Exercise instructions:
a – In the winter motorcycle riding article, take the passage that begins at the words "Winter Motorcycle Riding: Finding" and stops after "Honda Trail 125.", and write it out again with "February" changed to "March".
b – According to the winter motorcycle riding article, what battery powers Warm & Safe's Long Sleeve Heat Layer Shirt?

Document passage:

───

Tag Archives: heated gloves

Winter Motorcycle Riding: Finding Big Warmth on a Small Bike

If you refuse to be deterred by the weather when it comes to winter motorcycle riding (but are perhaps stymied by the tech – or lack thereof – on your small bike), check out this Exhaust Note feature from “Moto Mouth” Moshe K. Levy that originally appeared in Rider‘s February issue.

Winter Motorcycle Riding Honda Trail 125
Winter doesn’t stop the author from getting out on his 2021 Honda Trail 125.

Sales of small motorcycles have been booming in the U.S. Their low prices, excellent fuel economy, playful aesthetics, and sheer riding pleasure make minibikes irresistible. My 2021 Honda Trail 125 is so addictive that I find myself hopping aboard its spartan solo saddle not just for local chores but for longer weekend trips as well.

Related: 2021 Honda Trail 125 ABS | First Ride Review

However, all that fun eventually collides against the limitations Mother Nature imposes on those of us who suffer cold winters. Normally, on my big bikes, I just plug in my 12-volt electric jacket liner and gloves and keep on going. But on small bikes like the Trail, there simply isn’t enough electrical capacity to run a full suite of heated gear.

Since parking the bike for the season is never a serious consideration for me, I developed a solution that is relatively low cost, readily available, functionally effective, and applicable for virtually any motorcycle with a marginal electrical output.

First, you need some battery-powered heated gear, which is abundant in today’s marketplace. I’ve had excellent luck with Warm & Safe’s Long Sleeve Heat Layer Shirt, which is powered by a 7.4V, 7.8Ah lithium-ion battery. For gloves, I like Klim’s battery-powered Hardanger HTDs, which operate on 7.4V, 2Ah lithium-polymer batteries. Both products feature multiple heat levels that allow the rider to adjust temperature as necessary, and they have held up well over multiple seasons of abuse.

See all of Rider’s new and reviewed gear here.

Indeed, heated gear is the only thing permitting your faithful, winter-hating Mediterranean columnist to survive arctic riding – at least until the batteries deplete! And therein lies the rub: To stay out all day in the cold, we need continuous power. Here’s how to get it.

───

Material shown:
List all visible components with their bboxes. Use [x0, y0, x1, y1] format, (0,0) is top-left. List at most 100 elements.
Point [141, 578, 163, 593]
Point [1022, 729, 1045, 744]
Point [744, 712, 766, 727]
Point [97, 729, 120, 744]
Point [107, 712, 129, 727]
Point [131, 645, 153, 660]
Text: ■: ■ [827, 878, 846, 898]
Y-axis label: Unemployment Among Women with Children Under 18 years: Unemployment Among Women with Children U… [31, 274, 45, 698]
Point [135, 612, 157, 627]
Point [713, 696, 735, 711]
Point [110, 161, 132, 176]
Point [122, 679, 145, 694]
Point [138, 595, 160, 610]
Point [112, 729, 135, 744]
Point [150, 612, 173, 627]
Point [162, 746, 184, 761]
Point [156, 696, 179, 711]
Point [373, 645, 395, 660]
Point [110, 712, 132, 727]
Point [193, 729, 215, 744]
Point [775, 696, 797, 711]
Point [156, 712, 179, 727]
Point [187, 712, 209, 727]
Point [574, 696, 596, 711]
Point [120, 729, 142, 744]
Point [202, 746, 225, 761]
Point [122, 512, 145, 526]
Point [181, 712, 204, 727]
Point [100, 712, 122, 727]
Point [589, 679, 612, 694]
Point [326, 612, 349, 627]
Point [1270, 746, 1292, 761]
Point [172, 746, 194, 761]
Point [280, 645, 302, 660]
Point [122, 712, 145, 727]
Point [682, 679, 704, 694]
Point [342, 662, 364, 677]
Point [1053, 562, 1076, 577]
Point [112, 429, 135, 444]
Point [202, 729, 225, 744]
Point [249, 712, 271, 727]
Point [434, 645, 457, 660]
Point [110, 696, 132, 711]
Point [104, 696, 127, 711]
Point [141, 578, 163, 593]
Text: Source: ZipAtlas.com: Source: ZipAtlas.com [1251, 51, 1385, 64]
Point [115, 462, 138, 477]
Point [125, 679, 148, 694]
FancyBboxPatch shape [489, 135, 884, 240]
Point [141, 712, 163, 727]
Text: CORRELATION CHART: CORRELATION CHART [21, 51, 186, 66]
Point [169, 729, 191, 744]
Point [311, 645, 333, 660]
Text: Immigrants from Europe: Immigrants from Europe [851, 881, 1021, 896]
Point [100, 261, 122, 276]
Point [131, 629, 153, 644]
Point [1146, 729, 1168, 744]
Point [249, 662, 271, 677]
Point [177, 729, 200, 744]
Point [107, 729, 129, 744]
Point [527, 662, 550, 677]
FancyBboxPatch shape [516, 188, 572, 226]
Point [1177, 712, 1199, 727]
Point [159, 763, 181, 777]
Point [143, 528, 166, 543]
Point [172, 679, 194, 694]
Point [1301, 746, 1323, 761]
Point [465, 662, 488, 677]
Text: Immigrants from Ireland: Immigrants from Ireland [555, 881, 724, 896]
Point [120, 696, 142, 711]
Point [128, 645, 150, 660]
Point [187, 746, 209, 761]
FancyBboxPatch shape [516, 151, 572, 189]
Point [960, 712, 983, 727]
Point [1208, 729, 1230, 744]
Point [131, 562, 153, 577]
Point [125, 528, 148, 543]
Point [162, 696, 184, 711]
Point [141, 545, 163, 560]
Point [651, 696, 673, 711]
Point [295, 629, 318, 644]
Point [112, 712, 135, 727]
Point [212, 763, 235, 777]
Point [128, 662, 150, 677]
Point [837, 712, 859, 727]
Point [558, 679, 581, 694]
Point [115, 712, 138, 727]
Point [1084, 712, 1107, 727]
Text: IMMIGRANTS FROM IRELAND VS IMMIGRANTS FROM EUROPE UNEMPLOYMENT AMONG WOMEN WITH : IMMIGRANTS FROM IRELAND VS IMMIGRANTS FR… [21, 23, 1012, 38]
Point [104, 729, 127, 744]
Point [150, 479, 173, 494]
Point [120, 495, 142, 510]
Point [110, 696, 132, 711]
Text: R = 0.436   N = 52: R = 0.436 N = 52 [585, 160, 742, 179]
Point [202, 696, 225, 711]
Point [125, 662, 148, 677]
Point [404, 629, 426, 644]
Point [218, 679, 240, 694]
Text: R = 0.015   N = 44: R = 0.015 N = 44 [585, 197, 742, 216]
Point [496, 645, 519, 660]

───

Answers per task:
a –
Winter Motorcycle Riding: Finding Big Warmth on a Small Bike

If you refuse to be deterred by the weather when it comes to winter motorcycle riding (but are perhaps stymied by the tech – or lack thereof – on your small bike), check out this Exhaust Note feature from “Moto Mouth” Moshe K. Levy that originally appeared in Rider‘s March issue.

Winter Motorcycle Riding Honda Trail 125
Winter doesn’t stop the author from getting out on his 2021 Honda Trail 125.

b – A 7.4V, 7.8Ah lithium-ion battery.